Aim of the task: In the records below, find each line with the word "Convex" and copy it.

Records for this task:
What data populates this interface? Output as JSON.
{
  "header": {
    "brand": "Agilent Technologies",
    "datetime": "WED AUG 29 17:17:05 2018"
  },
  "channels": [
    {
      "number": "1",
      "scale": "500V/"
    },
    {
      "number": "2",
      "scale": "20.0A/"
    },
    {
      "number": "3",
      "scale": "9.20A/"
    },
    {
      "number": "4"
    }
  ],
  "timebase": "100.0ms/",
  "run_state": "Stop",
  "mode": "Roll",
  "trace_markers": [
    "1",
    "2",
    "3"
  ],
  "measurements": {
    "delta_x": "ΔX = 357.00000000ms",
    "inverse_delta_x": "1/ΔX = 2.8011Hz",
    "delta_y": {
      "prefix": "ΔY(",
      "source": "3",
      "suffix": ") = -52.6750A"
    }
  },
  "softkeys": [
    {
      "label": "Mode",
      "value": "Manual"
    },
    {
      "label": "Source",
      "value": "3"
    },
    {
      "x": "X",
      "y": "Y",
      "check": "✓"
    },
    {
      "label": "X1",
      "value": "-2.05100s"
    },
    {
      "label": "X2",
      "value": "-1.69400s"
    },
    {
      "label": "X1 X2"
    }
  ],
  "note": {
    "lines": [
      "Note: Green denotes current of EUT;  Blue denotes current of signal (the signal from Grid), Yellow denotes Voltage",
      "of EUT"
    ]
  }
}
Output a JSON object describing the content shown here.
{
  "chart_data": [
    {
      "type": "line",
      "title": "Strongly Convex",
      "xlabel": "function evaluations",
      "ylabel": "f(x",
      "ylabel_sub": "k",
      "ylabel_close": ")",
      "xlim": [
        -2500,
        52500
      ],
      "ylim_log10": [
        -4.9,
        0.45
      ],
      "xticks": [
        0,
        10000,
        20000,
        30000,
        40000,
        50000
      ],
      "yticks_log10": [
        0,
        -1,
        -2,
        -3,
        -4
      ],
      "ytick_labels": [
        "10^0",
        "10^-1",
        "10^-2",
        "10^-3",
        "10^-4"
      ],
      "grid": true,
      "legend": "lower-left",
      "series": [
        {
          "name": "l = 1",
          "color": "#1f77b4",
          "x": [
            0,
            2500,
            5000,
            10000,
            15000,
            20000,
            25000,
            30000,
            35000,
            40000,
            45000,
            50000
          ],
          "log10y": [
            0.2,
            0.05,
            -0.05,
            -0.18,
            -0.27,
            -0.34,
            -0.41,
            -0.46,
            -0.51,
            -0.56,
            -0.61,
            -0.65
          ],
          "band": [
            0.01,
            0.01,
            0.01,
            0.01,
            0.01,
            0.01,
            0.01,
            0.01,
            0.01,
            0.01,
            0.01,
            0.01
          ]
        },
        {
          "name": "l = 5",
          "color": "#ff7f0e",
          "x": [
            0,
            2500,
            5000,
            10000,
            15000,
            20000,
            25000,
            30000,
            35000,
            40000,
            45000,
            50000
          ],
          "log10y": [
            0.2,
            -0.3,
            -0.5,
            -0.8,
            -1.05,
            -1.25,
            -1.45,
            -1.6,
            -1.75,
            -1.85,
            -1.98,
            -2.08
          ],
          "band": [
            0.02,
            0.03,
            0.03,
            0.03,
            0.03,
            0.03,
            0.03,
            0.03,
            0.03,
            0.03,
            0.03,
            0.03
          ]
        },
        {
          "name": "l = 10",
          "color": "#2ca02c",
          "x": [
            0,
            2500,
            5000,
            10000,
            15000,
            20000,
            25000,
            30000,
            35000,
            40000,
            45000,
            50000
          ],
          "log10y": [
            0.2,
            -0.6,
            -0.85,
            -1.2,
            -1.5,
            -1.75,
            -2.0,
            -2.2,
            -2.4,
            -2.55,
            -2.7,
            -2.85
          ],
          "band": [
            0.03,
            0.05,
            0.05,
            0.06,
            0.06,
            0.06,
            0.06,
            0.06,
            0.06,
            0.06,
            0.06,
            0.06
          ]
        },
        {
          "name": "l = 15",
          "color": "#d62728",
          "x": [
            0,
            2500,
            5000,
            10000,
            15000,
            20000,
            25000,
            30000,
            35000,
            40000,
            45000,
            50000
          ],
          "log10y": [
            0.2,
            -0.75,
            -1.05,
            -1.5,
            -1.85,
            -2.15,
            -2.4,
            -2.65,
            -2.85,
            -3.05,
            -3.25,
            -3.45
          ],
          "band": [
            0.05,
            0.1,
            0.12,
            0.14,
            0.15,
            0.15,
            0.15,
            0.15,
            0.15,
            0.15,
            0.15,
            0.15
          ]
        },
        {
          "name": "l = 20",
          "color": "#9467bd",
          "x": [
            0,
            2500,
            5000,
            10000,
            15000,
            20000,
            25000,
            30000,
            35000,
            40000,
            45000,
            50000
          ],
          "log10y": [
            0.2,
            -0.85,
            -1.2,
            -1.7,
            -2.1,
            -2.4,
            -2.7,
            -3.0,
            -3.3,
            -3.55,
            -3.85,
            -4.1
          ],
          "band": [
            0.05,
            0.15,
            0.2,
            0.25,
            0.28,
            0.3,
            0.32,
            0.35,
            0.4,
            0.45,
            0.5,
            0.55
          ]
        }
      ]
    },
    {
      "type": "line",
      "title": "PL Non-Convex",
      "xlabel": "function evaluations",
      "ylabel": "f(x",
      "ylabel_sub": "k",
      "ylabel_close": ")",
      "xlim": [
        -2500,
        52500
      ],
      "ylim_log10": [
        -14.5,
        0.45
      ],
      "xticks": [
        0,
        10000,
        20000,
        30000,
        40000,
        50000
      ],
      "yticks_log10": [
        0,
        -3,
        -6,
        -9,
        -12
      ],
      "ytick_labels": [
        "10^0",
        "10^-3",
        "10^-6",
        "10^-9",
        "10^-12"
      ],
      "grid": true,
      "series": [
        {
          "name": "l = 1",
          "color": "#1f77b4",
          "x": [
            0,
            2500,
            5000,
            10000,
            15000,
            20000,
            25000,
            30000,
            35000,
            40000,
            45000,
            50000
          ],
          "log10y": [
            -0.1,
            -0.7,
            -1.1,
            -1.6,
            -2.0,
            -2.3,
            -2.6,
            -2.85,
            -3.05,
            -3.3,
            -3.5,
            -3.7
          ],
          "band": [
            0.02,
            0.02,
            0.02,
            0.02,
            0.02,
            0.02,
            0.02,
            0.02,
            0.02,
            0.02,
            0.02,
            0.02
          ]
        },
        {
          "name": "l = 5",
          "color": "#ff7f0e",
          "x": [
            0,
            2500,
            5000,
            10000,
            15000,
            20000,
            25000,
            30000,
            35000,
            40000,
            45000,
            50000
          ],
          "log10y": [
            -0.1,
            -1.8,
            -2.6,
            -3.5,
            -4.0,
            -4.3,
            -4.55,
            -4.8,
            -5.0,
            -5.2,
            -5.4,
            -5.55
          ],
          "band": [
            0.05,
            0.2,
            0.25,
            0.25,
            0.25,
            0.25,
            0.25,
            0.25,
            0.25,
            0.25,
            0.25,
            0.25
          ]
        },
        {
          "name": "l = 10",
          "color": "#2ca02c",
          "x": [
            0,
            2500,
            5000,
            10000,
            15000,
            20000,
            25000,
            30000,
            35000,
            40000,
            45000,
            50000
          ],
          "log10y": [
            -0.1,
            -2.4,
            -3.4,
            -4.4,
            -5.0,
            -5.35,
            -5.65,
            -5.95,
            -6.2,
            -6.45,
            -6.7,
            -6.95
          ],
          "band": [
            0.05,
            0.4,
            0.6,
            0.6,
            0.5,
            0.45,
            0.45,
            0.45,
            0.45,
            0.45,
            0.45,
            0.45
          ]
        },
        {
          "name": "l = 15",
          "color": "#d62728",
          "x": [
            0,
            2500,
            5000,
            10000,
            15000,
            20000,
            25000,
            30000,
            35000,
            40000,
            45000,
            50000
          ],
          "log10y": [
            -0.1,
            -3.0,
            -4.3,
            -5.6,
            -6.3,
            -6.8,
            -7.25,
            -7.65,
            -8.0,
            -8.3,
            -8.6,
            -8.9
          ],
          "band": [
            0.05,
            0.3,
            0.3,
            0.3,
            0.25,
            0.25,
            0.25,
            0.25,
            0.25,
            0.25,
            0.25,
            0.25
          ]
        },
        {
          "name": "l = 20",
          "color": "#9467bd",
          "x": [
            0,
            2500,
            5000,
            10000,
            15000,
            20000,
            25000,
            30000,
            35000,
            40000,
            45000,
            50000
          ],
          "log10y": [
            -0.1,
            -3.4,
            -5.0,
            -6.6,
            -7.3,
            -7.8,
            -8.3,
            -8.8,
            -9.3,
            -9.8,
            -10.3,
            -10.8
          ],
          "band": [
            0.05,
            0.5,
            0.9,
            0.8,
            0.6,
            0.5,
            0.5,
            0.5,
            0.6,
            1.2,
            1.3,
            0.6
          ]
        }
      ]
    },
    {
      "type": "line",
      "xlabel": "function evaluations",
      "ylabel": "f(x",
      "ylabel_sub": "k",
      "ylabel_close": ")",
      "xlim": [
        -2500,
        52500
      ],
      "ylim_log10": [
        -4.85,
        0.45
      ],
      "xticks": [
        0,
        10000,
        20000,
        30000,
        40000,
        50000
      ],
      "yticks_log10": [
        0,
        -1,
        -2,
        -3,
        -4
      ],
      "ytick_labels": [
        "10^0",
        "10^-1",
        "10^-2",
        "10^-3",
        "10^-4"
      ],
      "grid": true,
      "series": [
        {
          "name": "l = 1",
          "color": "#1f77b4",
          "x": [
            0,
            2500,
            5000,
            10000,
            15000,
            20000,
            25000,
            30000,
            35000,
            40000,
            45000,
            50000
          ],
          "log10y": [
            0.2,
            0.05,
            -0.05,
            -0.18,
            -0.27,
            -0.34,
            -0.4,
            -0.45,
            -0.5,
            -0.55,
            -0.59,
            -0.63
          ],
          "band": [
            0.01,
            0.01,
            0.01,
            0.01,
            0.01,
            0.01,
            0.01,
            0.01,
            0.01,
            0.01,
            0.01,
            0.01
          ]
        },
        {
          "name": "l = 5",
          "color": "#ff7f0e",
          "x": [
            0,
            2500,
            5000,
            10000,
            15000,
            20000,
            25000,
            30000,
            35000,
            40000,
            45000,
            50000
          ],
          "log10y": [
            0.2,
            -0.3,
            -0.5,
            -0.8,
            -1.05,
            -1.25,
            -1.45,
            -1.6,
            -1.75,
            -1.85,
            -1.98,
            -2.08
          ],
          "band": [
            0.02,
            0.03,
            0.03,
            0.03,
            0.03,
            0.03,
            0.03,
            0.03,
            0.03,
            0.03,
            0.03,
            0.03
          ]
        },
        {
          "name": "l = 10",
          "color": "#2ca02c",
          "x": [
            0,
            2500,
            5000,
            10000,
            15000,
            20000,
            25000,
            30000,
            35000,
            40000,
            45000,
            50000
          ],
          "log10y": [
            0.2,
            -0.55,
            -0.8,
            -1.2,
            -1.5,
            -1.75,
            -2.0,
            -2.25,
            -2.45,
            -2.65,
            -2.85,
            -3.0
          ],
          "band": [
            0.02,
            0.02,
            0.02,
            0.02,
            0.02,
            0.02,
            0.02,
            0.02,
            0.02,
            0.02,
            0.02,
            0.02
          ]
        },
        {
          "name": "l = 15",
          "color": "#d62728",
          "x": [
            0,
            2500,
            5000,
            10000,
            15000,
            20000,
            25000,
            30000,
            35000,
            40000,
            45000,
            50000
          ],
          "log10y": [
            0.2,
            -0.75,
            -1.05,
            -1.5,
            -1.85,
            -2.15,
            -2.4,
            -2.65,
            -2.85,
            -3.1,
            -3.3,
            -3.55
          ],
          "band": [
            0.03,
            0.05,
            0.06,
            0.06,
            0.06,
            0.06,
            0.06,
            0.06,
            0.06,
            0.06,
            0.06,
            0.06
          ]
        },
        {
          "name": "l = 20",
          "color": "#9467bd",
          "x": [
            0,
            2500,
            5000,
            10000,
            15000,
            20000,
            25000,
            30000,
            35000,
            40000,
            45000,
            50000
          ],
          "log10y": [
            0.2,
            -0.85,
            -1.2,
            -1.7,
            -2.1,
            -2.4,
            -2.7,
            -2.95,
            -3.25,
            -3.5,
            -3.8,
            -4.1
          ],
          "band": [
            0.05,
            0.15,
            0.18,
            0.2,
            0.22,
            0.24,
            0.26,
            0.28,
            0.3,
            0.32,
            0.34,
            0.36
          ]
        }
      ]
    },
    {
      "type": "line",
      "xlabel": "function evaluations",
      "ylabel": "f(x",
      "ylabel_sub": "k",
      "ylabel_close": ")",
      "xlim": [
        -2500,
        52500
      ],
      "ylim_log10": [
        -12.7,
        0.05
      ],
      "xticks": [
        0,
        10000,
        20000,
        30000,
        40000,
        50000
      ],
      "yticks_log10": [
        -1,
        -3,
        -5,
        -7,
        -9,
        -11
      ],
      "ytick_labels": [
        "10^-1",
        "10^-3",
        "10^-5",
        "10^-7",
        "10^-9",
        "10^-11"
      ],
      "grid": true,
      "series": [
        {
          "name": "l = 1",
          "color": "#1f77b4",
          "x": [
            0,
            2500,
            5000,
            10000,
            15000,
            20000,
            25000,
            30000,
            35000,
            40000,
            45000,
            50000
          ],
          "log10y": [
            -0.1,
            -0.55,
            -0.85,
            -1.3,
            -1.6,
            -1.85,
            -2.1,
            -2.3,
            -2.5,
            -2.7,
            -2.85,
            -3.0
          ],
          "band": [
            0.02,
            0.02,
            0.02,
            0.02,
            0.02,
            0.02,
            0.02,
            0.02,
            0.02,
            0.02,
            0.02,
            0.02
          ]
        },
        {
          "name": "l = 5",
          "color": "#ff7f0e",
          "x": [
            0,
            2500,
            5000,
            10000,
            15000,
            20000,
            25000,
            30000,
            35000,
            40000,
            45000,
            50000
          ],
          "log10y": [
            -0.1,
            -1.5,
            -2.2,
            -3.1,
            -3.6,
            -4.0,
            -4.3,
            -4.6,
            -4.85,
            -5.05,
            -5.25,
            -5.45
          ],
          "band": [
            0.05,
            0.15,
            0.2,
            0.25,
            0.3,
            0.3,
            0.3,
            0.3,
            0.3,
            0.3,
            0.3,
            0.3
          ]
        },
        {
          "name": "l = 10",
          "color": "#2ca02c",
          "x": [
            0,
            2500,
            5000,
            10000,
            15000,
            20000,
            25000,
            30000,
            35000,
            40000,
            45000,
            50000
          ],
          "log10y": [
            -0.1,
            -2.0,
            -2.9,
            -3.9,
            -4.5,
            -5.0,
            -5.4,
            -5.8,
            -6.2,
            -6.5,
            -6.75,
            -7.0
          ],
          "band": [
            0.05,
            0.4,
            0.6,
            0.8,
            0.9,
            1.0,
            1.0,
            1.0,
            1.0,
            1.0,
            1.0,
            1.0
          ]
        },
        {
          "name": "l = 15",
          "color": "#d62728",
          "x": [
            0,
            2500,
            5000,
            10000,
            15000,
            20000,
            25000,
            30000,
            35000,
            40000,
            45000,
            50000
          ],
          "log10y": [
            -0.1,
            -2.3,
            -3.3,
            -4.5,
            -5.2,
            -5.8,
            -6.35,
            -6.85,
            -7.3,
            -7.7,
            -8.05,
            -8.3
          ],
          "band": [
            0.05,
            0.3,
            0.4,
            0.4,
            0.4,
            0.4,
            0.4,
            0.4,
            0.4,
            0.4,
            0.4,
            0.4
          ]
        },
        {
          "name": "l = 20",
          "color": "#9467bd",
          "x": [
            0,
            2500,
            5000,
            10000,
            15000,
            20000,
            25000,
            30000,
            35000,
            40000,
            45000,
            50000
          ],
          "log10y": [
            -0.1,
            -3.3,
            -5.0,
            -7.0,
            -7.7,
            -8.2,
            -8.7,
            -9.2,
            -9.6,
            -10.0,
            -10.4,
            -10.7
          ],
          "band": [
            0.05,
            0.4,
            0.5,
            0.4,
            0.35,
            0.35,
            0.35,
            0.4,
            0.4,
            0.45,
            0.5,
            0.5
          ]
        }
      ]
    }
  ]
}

Correct result:
      "title": "Strongly Convex",
      "title": "PL Non-Convex",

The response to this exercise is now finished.